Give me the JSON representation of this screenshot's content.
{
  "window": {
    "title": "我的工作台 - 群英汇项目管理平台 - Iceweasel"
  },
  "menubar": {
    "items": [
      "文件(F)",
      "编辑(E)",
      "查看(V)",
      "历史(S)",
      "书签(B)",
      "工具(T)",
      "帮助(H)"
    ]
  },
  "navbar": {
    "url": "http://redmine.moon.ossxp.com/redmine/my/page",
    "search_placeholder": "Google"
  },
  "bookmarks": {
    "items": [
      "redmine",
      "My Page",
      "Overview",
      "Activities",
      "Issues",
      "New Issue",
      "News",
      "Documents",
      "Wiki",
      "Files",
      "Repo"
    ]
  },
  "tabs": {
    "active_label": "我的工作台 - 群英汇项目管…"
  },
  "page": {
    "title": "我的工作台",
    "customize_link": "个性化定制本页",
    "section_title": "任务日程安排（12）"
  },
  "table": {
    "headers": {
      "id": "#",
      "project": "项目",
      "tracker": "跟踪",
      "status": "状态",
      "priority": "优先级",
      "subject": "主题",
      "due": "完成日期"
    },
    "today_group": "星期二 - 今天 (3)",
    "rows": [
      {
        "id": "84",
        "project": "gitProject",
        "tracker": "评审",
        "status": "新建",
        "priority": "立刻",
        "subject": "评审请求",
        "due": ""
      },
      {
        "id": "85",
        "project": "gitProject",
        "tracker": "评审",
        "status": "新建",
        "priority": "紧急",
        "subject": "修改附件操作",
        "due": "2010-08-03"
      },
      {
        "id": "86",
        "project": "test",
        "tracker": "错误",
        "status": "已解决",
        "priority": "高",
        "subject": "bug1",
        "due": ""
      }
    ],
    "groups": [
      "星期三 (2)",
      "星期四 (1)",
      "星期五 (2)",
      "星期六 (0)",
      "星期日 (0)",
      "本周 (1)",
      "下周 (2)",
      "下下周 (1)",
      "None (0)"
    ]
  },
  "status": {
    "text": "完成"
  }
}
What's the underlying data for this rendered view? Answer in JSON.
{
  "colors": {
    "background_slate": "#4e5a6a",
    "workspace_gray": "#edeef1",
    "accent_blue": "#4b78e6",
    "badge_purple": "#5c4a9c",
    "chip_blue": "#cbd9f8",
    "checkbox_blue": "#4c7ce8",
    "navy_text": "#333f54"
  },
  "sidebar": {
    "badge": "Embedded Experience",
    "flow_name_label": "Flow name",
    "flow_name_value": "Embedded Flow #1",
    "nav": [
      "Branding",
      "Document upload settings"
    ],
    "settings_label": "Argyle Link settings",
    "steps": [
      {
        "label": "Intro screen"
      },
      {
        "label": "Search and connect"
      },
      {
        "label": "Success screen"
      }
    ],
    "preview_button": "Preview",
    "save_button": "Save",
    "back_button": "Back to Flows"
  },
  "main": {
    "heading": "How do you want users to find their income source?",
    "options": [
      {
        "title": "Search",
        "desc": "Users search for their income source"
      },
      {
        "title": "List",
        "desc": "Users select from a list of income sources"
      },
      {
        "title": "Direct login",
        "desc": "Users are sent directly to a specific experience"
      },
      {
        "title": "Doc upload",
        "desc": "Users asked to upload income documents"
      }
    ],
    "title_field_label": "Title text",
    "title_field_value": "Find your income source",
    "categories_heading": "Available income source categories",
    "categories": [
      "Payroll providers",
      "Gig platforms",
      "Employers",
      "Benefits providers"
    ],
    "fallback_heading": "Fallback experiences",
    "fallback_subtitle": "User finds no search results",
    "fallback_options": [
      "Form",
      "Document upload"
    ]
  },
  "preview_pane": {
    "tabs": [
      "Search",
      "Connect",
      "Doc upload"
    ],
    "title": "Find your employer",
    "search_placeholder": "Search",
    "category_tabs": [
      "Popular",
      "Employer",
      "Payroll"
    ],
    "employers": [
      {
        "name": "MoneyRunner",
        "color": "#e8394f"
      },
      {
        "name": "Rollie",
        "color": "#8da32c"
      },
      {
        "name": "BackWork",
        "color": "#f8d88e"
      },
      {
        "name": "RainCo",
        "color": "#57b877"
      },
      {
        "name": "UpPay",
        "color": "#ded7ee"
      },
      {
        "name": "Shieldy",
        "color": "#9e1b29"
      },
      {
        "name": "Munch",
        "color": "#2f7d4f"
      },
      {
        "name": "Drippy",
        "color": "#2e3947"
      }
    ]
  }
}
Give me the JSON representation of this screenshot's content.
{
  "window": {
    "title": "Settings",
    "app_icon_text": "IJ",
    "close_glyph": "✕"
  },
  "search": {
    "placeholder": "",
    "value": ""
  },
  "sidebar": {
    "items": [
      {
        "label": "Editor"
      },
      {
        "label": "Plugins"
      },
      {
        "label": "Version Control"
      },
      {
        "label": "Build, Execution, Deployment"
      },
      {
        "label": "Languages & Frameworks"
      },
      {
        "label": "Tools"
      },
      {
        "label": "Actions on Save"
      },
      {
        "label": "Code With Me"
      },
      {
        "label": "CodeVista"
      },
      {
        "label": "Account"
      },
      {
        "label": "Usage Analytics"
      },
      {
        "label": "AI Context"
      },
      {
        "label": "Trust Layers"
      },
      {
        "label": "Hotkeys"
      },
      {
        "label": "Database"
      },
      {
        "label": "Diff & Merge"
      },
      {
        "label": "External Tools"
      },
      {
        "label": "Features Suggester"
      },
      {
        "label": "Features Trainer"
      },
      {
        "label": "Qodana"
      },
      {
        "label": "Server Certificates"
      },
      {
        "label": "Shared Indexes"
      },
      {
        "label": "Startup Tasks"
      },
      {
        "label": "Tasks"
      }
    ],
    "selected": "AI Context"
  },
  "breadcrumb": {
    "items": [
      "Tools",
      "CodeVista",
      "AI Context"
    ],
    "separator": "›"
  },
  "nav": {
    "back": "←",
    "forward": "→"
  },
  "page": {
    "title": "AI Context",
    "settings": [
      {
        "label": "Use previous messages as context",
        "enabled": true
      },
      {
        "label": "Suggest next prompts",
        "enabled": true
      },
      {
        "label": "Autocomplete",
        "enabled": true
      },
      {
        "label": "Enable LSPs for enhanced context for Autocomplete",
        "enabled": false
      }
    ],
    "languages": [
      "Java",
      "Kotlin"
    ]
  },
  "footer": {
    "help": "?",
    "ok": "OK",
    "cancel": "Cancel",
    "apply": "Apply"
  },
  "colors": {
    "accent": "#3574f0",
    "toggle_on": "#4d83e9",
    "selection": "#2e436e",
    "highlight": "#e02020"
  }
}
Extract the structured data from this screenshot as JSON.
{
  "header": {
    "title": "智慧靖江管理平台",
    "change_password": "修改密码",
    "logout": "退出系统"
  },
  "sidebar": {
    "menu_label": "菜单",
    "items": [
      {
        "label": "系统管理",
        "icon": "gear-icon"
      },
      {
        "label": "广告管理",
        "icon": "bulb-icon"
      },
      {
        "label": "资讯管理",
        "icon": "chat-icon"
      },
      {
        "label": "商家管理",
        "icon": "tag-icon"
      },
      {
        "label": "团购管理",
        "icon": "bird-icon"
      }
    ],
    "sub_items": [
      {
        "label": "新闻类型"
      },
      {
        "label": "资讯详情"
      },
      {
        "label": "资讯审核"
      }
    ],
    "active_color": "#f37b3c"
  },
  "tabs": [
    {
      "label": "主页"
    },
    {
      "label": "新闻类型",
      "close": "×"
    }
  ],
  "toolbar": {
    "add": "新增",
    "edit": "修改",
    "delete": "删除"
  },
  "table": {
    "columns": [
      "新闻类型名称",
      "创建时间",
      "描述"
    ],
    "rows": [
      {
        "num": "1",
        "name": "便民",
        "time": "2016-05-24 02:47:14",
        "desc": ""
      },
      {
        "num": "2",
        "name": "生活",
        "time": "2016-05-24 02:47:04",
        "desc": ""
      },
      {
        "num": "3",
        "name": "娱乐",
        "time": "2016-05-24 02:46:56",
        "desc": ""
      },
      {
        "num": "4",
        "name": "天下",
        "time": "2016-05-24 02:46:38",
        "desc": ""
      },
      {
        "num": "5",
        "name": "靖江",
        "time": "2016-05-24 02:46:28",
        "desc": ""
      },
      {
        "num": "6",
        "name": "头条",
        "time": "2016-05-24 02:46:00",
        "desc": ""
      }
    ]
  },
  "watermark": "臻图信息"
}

> **Exercise objective**
Look above for lines with the word "your" and copy them all.

> **Result**
    "title_field_value": "Find your income source",
    "title": "Find your employer",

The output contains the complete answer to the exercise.